Where a line holds "this", copy it.
━━ Data extract
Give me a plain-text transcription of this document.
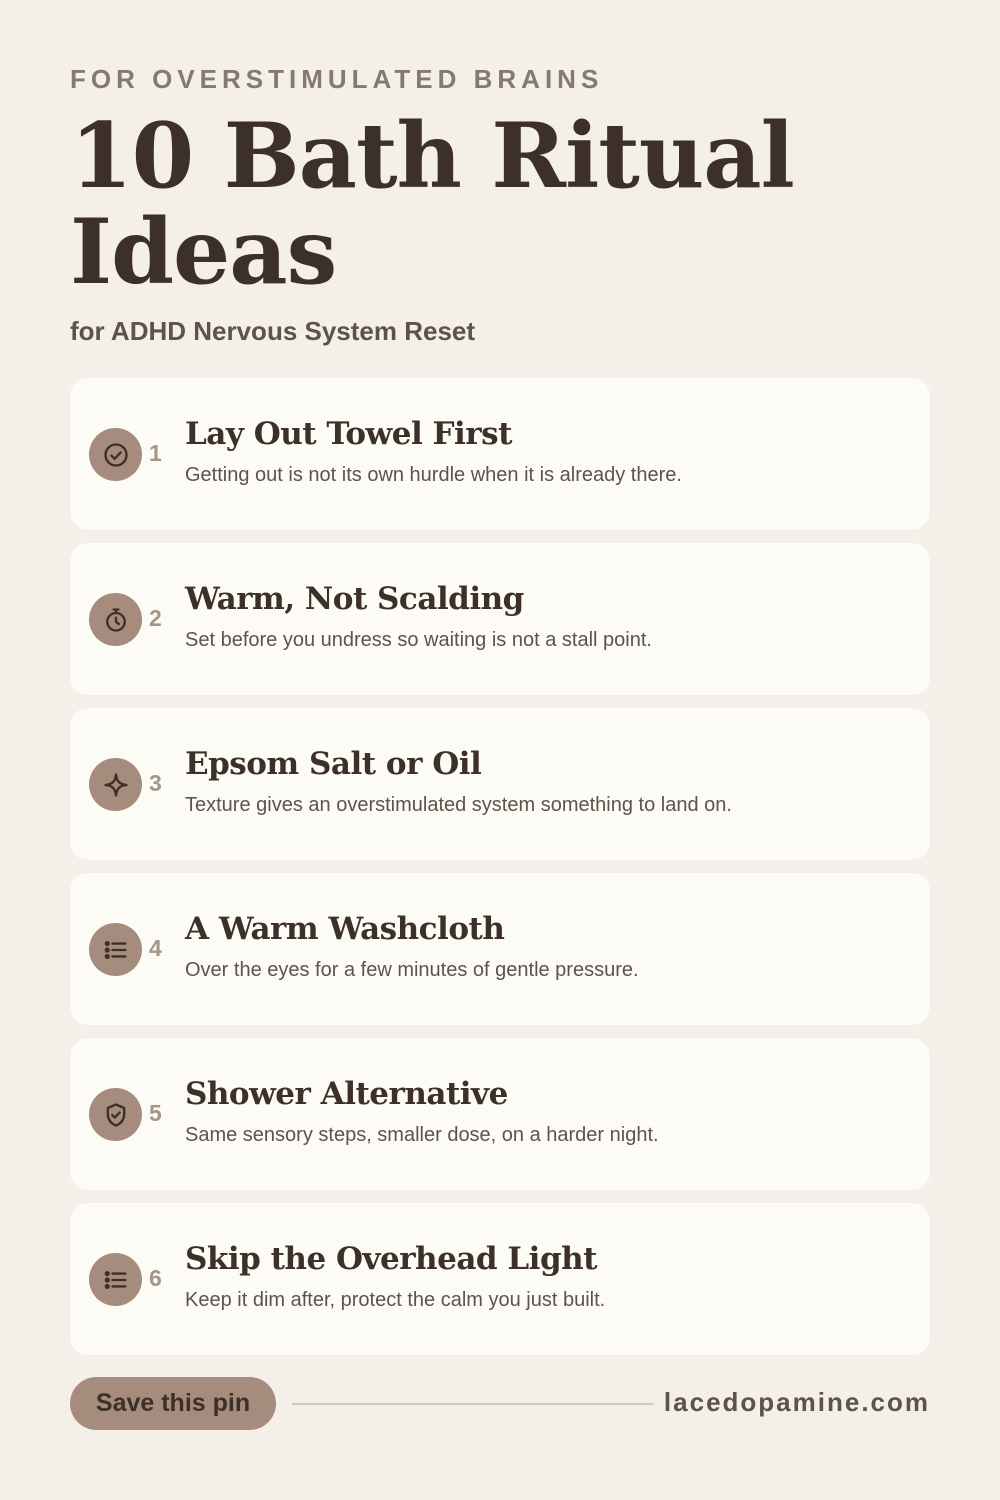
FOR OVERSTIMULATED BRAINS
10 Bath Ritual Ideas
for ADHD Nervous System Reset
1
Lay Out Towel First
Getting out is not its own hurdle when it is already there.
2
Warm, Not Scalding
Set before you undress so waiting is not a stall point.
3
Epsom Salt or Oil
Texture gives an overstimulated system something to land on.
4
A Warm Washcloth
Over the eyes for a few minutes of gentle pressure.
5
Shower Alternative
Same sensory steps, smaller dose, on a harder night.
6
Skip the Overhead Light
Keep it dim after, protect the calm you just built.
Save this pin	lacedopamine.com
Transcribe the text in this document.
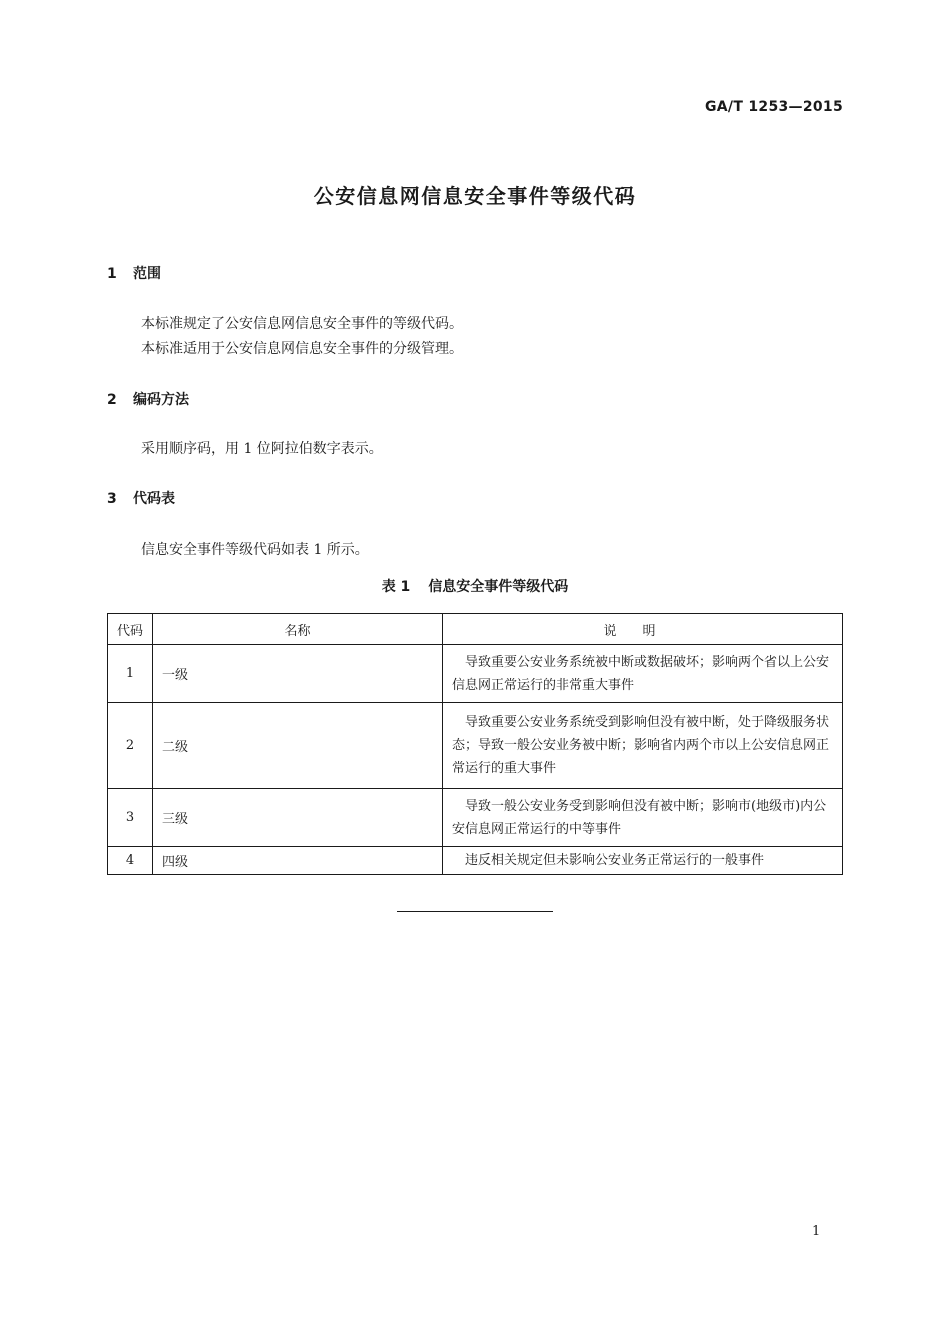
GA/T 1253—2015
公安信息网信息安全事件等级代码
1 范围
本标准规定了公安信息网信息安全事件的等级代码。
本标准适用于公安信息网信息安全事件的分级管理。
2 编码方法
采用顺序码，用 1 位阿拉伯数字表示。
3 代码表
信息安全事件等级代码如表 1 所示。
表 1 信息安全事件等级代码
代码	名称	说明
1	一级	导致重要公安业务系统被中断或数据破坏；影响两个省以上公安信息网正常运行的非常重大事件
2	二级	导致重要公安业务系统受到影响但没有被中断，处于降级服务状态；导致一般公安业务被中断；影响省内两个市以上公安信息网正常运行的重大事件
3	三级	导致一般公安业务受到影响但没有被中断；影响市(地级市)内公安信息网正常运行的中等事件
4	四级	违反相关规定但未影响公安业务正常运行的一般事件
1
━━━━
Task solution:
Give me a plain-text transcription of this document.
Save this pin	lacedopamine.com
Transcribe the text in this document.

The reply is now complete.